▸ **Data extract**

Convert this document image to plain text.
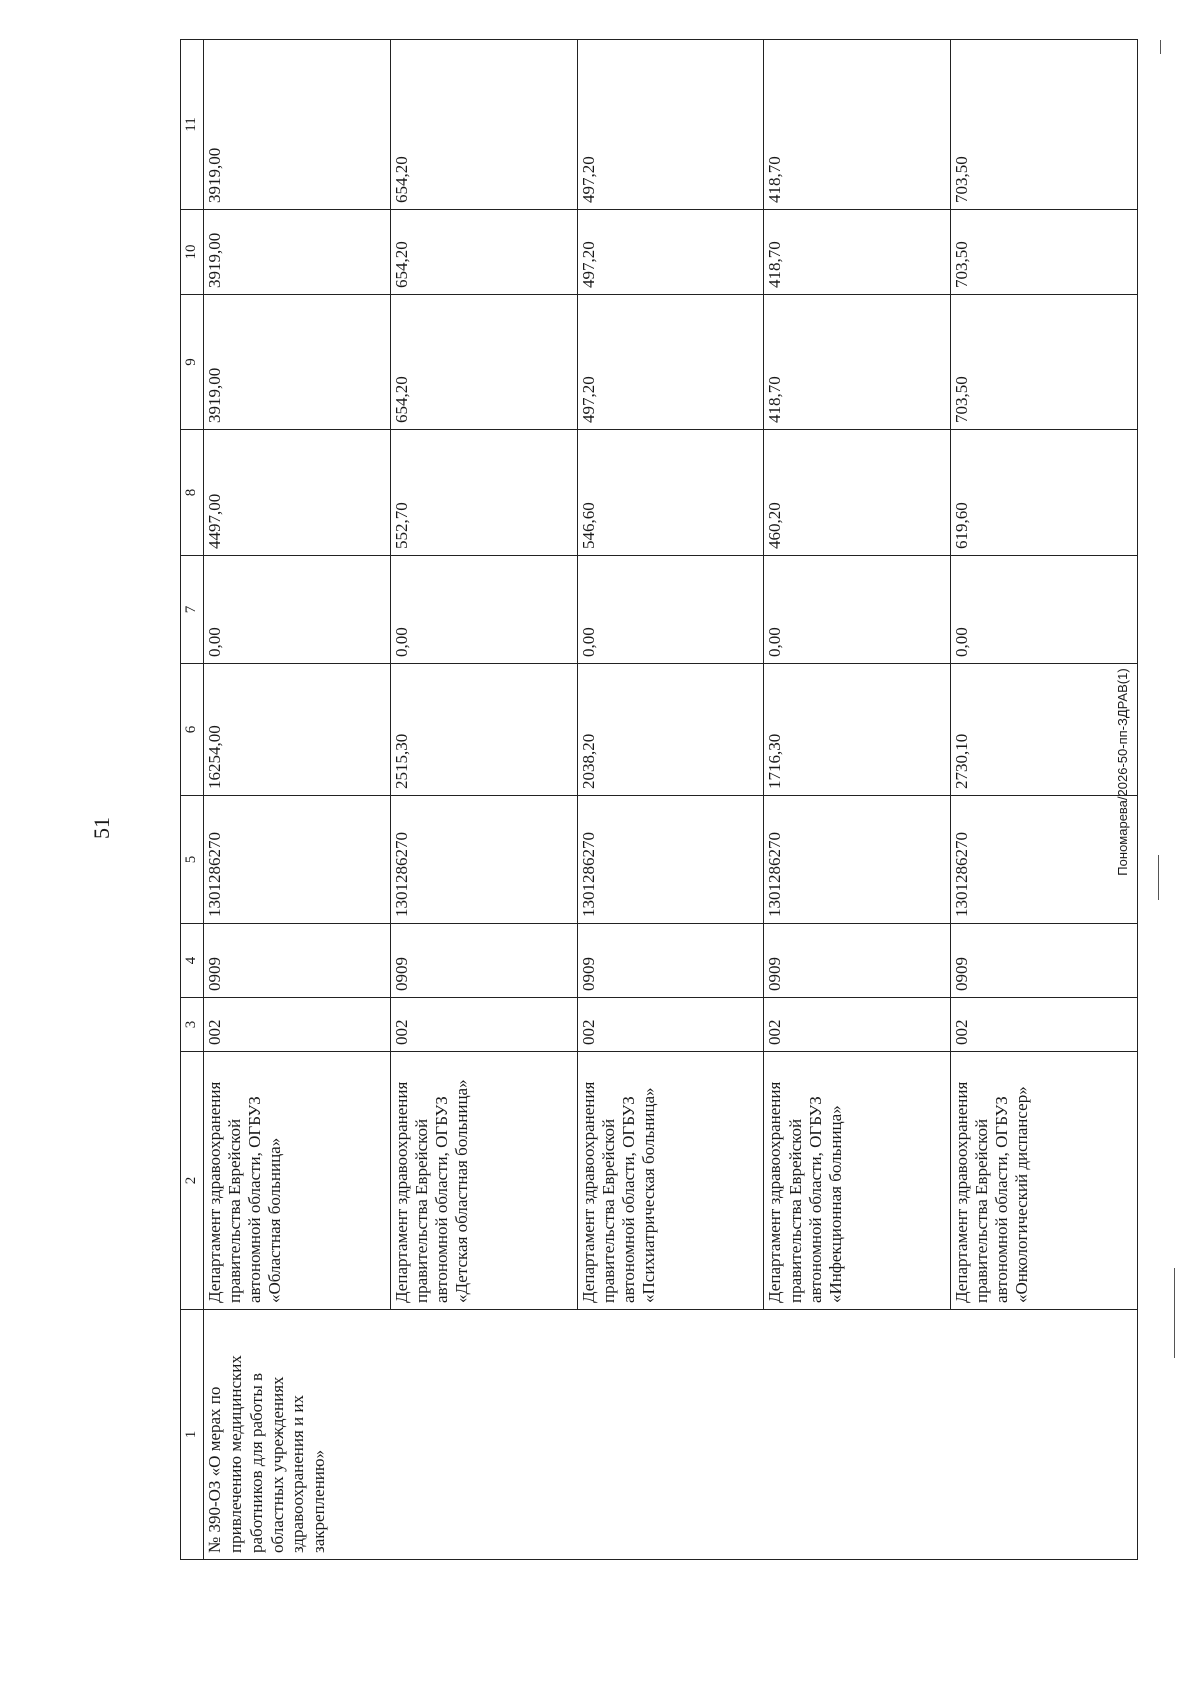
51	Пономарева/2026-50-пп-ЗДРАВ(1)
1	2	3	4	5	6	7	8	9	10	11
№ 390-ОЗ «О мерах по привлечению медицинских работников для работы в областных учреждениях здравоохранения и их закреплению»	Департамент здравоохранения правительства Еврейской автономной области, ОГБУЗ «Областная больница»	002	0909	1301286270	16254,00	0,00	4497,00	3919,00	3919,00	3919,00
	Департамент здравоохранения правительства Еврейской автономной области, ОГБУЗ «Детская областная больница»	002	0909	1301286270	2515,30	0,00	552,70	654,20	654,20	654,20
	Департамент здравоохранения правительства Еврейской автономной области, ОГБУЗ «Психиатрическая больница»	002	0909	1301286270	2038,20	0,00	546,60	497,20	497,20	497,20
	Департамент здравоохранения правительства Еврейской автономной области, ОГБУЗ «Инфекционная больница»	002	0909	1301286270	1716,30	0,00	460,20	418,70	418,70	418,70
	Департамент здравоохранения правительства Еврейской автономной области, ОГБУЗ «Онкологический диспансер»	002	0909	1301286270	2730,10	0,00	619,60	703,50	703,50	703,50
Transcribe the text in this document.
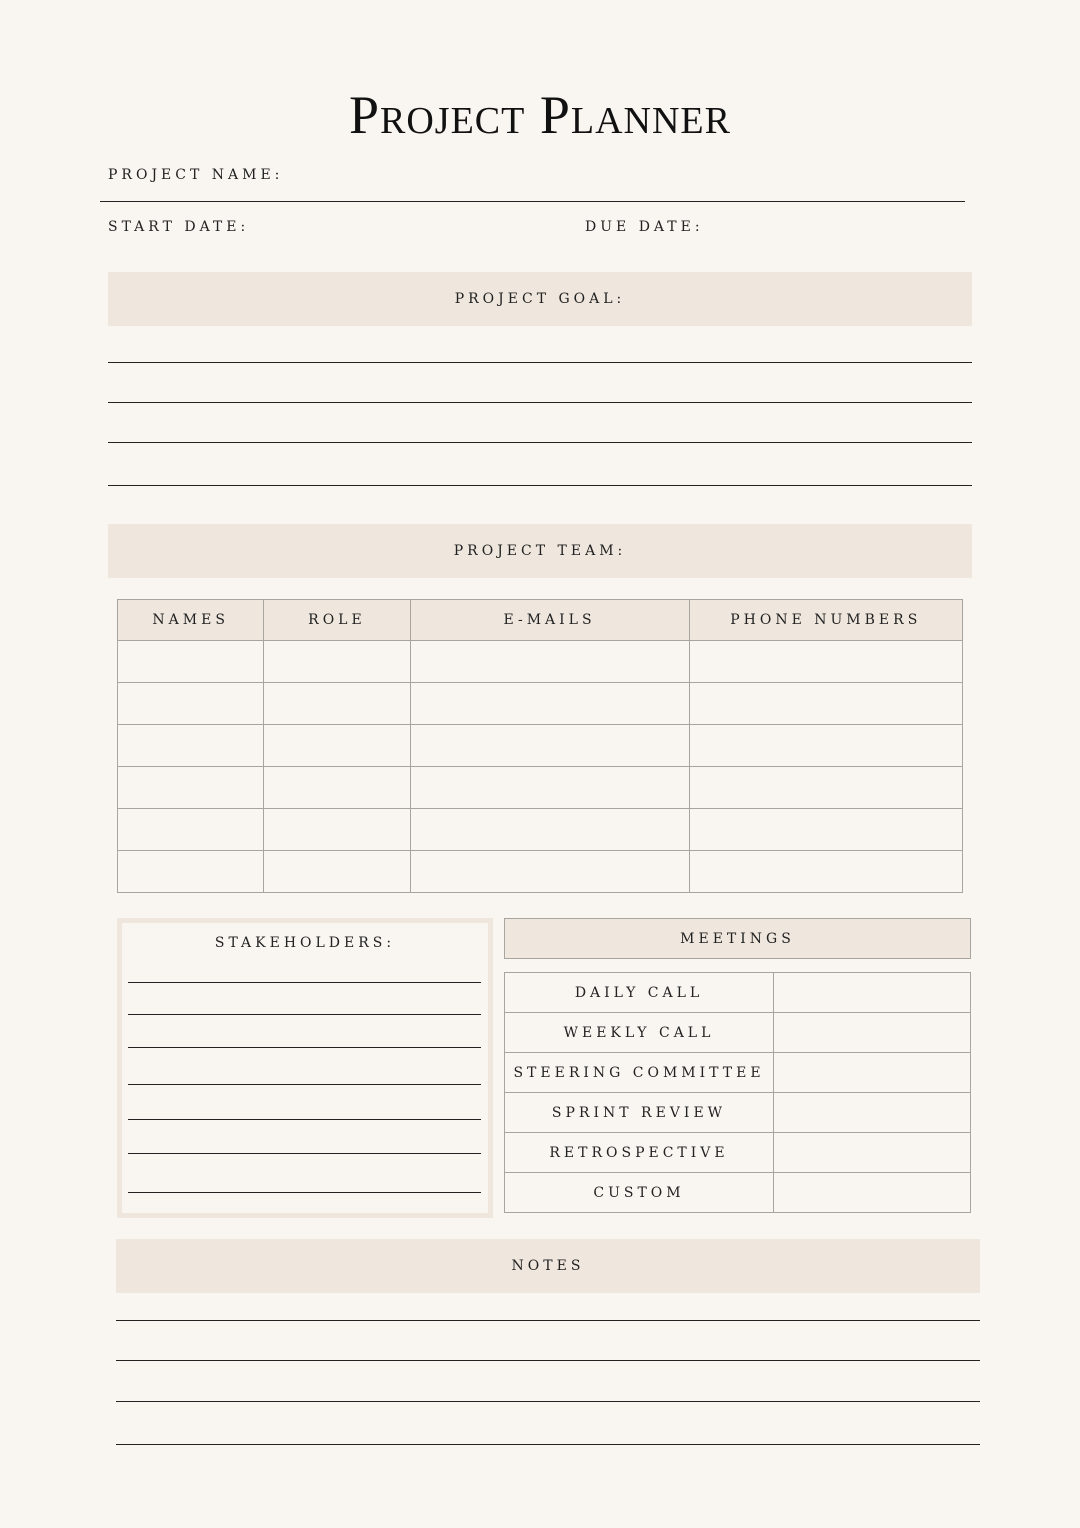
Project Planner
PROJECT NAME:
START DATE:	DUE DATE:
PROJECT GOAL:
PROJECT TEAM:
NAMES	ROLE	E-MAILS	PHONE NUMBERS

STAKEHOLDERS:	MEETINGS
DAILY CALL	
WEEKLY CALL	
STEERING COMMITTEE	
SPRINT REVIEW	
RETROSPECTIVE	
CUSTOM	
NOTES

▸ **Your instructions**
Everything from the line containing "Transcribe the text in this document." through the last line of the entries is to be output exactly as written, minus any pictures.

▸ **Response to the exercise**
Transcribe the text in this document.
Project Planner
PROJECT NAME:
START DATE:	DUE DATE:
PROJECT GOAL:
PROJECT TEAM:
NAMES	ROLE	E-MAILS	PHONE NUMBERS

STAKEHOLDERS:	MEETINGS
DAILY CALL	
WEEKLY CALL	
STEERING COMMITTEE	
SPRINT REVIEW	
RETROSPECTIVE	
CUSTOM	
NOTES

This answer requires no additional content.